● **Passage provided**:
If you create a version of %tcp-passive-open that calls your own function,
an asynchronous version of %tcp-control (i.e., without the wait loop), then
you can poll tcpioPB.ioResult yourself (= 0 ==> done, < 0 ==> error, > 0
==> pending).

If you are using tcp-streams, then there is some more work required.
initialize-instance of tcp-stream does a (#_DisposPtr pb) after calling
%tcp-passive-open with pb. This won't work with async passive_open; you'll
need to conditionalize it. Perhaps:

      (when (and pb (not async)) ; was pb
        (unless (ccl:%null-ptr-p (rref pb tcpioPB.StreamPtr))
          (%tcp-control pb $TCPRelease T))
        (#_DisposPtr pb)))))

● **Questions on the material**:
A – In the passage on asynchronous TCP passive opens, what does a tcpioPB.ioResult value below zero indicate?
B – Decide whether each statement agrees with the passage on asynchronous TCP passive opens. Answer yes or no for each and quote the deciding words.
(i) initialize-instance of tcp-stream disposes of pb after calling %tcp-passive-open.
(ii) A tcpioPB.ioResult value greater than zero means the operation is done.
(iii) Disposing of pb in initialize-instance works with an async passive_open.
C – Continue the passage on asynchronous TCP passive opens from its last line.

● **Extracted data**:
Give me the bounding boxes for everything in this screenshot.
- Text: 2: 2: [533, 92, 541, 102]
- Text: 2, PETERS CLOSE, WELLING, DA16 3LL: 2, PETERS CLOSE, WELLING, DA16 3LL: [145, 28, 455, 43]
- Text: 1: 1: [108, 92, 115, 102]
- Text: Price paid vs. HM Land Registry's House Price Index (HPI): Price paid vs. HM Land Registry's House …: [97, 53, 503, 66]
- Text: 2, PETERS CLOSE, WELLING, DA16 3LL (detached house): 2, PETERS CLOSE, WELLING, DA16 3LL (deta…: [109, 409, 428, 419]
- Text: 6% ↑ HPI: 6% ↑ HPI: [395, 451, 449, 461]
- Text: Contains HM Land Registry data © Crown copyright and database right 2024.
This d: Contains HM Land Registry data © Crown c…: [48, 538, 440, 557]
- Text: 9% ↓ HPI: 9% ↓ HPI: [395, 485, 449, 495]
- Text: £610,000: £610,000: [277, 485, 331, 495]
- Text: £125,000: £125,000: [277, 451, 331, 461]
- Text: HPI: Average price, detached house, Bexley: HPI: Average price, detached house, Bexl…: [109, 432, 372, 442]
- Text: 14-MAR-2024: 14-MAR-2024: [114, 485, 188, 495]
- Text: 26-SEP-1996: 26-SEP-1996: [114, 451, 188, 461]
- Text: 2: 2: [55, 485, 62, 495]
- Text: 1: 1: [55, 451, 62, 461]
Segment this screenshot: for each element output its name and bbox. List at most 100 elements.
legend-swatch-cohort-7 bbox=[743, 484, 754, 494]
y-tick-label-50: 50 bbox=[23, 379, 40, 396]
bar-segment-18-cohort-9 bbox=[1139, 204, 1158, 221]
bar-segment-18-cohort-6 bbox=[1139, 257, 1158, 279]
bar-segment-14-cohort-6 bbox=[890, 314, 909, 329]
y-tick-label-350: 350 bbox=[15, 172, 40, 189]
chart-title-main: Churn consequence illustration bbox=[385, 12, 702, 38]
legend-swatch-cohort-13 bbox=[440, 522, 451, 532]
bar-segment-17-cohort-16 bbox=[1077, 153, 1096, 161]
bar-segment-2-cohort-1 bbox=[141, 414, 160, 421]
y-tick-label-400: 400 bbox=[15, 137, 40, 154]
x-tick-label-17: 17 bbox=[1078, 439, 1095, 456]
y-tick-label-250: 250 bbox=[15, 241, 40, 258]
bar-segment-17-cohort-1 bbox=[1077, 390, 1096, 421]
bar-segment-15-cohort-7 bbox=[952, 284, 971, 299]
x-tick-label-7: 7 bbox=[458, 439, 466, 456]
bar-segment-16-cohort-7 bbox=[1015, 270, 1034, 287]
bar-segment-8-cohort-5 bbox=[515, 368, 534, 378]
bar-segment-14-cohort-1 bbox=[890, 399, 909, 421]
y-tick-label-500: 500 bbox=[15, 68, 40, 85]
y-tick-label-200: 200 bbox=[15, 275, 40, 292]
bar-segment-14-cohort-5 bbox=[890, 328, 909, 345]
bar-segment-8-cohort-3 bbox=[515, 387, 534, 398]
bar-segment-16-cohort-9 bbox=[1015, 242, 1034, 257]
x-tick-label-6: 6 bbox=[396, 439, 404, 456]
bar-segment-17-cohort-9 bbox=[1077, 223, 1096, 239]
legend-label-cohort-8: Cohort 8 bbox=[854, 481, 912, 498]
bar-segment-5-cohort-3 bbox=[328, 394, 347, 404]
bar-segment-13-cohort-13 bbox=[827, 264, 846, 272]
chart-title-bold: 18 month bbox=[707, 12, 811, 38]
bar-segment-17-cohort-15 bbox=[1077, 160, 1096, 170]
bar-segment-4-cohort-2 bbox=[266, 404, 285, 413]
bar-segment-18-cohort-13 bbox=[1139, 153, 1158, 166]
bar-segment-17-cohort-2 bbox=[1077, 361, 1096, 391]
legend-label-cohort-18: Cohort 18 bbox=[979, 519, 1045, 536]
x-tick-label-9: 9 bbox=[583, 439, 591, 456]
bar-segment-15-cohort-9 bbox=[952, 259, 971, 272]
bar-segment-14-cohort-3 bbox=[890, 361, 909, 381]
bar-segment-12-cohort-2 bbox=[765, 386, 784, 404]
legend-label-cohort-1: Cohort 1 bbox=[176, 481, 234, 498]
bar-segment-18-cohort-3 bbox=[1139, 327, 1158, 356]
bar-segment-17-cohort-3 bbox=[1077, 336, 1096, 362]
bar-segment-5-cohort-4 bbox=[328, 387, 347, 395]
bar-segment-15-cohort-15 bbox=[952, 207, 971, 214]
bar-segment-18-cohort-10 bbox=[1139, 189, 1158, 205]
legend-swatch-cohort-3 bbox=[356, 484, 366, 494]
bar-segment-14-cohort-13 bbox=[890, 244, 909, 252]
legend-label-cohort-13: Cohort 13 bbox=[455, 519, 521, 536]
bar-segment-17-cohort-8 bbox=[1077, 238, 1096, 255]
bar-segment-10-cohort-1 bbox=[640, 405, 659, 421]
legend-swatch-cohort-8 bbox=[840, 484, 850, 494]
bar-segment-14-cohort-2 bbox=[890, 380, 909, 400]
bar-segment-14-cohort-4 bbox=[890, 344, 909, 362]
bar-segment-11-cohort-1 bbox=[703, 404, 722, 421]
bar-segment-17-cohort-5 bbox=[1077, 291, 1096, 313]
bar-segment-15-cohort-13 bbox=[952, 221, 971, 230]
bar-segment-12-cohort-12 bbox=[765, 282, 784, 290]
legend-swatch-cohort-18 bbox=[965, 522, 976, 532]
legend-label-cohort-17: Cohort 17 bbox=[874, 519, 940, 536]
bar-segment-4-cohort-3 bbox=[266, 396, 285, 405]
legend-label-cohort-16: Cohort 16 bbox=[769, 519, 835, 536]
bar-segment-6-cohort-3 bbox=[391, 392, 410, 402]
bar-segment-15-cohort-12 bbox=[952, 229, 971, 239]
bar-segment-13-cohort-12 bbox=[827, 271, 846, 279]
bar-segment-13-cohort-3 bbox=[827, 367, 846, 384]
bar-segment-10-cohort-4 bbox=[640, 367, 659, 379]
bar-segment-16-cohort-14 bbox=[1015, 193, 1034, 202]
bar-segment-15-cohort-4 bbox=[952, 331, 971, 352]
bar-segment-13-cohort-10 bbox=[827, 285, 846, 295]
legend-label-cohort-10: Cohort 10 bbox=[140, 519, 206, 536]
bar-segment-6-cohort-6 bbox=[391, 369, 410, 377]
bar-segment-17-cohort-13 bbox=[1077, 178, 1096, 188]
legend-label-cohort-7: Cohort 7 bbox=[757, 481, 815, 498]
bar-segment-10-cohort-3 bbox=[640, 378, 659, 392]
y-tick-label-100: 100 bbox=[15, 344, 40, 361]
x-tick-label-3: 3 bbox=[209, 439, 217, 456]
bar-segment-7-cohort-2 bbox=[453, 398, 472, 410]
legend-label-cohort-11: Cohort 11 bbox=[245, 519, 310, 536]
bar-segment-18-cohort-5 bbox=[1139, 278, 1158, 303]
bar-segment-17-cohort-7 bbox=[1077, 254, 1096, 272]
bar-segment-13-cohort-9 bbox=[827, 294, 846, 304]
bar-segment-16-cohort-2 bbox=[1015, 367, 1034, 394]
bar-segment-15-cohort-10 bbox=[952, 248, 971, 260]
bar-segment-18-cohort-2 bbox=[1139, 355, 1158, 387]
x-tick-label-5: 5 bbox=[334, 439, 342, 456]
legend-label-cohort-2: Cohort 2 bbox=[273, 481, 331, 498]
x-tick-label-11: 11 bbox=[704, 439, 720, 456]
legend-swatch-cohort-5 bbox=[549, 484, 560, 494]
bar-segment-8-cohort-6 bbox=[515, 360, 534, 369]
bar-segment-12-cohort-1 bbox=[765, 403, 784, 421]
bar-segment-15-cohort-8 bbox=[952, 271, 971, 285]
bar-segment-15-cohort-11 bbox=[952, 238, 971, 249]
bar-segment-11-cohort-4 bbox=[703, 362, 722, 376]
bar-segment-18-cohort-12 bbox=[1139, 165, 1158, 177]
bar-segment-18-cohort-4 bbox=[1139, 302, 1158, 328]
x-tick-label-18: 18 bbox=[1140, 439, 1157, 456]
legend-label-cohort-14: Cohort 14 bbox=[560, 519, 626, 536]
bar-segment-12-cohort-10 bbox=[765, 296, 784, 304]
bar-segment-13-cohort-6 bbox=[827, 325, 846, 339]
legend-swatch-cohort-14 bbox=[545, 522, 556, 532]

● **Expected responses**:
A – An error.

B –
(i) Yes: "initialize-instance of tcp-stream does a (#_DisposPtr pb) after calling %tcp-passive-open with pb"
(ii) No: "> 0 ==> pending"
(iii) No: "This won't work with async passive_open"

C –
where async is a new keyword arg (default nil) which would also be used to
select your new %tcp-passive-open-async.

As an aside: it looks wrong to me to call (%tcp-control pb $TCPRelease T)
in  initialize-instance even in the sync case. My understanding is that
this should only be called by stream-close after closing the stream (it
balances TCPCreate).
[ TCPCreate [ TCPOpen  [ send/receive ] ... TCPClose ] ... TCPRelease ]
Anybody know why the $TCPRelease is there?